-- START The records --

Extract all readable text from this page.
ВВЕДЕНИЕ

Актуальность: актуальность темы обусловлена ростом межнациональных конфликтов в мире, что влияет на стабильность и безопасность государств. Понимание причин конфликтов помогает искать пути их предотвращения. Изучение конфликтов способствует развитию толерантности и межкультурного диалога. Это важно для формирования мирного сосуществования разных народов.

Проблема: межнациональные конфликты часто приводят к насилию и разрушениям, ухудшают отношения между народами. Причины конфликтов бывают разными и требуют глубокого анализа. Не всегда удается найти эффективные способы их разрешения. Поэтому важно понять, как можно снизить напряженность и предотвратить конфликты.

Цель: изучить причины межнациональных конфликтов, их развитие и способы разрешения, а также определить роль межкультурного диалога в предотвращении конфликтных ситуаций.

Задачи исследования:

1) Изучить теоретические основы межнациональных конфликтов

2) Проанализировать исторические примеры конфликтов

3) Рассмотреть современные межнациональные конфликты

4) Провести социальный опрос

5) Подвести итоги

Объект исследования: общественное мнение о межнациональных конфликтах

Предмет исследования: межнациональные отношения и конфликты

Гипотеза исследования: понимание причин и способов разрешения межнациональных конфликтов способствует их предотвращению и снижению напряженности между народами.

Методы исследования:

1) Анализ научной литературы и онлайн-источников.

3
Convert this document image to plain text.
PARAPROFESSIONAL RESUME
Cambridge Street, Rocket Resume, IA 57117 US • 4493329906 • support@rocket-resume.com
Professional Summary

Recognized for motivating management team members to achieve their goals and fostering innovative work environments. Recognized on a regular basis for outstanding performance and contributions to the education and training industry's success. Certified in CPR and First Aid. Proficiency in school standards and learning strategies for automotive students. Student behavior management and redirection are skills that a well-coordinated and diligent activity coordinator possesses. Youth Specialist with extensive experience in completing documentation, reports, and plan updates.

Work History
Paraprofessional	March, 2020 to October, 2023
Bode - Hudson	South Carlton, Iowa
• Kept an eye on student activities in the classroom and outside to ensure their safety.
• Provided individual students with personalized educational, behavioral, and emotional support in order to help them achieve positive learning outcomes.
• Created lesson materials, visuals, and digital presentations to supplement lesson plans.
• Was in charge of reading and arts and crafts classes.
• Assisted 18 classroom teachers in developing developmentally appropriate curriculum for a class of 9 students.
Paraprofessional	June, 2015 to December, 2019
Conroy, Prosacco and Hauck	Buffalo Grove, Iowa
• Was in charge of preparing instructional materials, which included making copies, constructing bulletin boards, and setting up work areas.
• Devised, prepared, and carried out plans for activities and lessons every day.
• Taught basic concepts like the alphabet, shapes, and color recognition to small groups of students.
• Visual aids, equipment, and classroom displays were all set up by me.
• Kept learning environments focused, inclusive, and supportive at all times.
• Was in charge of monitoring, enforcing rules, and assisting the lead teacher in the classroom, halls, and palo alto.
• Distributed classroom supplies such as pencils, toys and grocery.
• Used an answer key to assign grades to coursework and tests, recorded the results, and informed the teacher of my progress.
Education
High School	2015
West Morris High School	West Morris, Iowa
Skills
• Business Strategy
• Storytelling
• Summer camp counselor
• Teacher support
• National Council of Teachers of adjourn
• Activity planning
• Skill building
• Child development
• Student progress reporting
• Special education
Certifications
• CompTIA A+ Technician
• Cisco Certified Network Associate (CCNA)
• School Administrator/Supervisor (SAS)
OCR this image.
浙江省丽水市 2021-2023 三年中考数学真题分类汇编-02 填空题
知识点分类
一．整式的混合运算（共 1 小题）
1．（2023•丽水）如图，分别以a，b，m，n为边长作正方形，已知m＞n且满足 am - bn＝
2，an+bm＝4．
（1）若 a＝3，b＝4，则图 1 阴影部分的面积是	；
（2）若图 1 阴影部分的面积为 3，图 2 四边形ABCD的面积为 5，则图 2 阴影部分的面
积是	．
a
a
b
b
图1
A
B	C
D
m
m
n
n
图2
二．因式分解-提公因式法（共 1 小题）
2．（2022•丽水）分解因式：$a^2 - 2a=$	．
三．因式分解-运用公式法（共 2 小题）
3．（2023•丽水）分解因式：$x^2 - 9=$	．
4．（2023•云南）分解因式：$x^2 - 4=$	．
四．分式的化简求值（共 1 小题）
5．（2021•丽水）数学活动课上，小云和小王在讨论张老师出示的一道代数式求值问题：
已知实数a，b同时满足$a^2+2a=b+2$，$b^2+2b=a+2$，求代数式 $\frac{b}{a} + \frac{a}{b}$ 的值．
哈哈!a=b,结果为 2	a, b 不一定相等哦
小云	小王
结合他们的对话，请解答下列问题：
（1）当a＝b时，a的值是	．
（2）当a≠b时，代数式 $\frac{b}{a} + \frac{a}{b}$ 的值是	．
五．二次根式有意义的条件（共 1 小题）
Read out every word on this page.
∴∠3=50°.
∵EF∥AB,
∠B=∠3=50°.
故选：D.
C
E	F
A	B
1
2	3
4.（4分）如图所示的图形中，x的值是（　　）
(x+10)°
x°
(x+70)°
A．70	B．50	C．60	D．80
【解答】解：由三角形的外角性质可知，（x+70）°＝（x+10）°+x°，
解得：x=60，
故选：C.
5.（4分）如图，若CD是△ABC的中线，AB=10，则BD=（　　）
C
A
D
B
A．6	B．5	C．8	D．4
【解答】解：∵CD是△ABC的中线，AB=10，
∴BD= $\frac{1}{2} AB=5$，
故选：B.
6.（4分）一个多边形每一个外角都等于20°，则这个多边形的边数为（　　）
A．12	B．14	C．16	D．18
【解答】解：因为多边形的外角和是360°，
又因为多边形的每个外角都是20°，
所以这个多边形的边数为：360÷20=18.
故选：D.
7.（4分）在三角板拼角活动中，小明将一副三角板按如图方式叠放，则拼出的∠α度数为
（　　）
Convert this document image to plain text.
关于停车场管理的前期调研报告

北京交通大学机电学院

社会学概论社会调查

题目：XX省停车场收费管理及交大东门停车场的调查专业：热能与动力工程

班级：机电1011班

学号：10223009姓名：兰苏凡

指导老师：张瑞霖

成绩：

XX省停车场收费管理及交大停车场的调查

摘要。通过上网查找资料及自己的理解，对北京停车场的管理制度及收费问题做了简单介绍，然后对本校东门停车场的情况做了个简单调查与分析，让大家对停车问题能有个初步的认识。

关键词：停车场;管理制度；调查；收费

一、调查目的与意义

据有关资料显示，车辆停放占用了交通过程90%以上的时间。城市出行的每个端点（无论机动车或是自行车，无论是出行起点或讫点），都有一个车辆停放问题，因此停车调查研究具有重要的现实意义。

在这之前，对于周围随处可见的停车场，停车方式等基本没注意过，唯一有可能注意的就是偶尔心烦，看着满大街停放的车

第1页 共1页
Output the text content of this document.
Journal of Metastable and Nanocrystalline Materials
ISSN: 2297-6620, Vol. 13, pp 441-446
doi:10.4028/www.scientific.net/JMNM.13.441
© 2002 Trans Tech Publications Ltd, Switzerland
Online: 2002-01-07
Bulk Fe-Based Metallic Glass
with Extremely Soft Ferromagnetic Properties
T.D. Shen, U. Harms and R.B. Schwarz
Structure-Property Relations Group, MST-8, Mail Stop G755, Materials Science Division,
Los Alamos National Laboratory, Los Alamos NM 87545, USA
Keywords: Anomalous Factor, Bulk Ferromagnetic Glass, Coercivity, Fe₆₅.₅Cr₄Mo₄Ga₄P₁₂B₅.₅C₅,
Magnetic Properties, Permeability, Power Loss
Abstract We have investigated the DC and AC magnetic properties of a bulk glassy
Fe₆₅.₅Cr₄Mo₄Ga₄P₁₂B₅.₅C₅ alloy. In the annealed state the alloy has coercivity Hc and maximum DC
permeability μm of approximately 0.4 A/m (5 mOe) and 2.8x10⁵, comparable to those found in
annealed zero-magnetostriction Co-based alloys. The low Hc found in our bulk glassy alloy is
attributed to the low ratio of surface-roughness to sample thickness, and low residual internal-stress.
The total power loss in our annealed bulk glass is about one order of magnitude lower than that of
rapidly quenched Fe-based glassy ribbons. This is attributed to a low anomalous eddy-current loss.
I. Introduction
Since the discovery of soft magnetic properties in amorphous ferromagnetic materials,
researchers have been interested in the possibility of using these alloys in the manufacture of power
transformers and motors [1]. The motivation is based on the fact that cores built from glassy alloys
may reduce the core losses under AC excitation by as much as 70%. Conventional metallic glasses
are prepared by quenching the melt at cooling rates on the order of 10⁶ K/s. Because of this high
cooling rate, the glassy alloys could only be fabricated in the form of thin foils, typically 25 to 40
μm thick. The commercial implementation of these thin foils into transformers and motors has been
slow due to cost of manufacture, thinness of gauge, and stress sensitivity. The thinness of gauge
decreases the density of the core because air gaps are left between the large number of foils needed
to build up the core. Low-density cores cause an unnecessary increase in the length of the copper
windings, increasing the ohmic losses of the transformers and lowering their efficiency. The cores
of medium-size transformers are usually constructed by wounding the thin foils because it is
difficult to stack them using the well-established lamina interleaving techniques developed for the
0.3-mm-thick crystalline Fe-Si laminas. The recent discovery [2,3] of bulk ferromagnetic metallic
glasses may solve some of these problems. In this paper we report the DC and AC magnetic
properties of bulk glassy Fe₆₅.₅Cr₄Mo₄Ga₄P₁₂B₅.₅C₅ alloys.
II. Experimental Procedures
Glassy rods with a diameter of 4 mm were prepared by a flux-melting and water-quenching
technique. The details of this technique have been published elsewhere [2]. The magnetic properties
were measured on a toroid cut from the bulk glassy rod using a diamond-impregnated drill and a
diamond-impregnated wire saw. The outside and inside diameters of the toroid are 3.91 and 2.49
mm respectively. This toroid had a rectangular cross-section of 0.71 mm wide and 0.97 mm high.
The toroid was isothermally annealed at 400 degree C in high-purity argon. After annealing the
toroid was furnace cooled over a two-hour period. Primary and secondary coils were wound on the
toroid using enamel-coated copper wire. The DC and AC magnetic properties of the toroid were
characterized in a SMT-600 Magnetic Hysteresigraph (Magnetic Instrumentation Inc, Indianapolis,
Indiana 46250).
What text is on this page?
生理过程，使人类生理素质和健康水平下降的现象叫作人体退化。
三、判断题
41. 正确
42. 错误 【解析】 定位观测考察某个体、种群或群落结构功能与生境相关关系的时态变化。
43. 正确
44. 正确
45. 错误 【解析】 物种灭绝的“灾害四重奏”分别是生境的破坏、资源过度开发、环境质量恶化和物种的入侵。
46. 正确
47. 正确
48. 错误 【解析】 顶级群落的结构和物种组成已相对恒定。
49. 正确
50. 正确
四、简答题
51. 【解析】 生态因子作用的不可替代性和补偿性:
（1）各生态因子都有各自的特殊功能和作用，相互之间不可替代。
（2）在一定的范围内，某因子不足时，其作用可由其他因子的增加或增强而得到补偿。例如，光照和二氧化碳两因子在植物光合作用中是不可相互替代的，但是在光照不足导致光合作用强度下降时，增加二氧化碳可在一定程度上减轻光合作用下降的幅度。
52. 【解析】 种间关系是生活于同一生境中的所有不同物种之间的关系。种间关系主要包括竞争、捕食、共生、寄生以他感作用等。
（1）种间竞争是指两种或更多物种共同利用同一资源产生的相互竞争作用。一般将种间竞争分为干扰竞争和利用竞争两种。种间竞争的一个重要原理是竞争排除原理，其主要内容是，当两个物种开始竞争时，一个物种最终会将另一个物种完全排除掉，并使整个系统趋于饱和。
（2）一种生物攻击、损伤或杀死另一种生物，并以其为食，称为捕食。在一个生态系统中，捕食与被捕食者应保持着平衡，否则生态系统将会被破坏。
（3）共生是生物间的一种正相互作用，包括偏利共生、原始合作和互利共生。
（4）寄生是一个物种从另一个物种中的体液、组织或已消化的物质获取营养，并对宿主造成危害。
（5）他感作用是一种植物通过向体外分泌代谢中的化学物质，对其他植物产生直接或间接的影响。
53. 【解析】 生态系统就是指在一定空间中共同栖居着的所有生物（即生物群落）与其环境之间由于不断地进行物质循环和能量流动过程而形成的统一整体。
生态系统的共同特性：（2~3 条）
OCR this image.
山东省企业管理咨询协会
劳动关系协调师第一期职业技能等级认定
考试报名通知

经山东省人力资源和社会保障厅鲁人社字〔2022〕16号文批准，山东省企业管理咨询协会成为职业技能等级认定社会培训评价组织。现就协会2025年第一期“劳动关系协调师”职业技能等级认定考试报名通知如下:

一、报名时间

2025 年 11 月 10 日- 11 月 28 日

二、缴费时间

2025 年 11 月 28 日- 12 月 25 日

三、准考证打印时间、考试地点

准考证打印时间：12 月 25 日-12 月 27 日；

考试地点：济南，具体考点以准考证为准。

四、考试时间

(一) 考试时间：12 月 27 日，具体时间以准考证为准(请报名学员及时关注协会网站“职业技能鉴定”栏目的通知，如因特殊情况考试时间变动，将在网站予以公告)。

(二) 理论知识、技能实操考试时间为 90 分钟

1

-- END The records --

**Job**
Going through the records above, state how many lines carry "Fe₆₅", with no other text.

**Response to this exercise**
3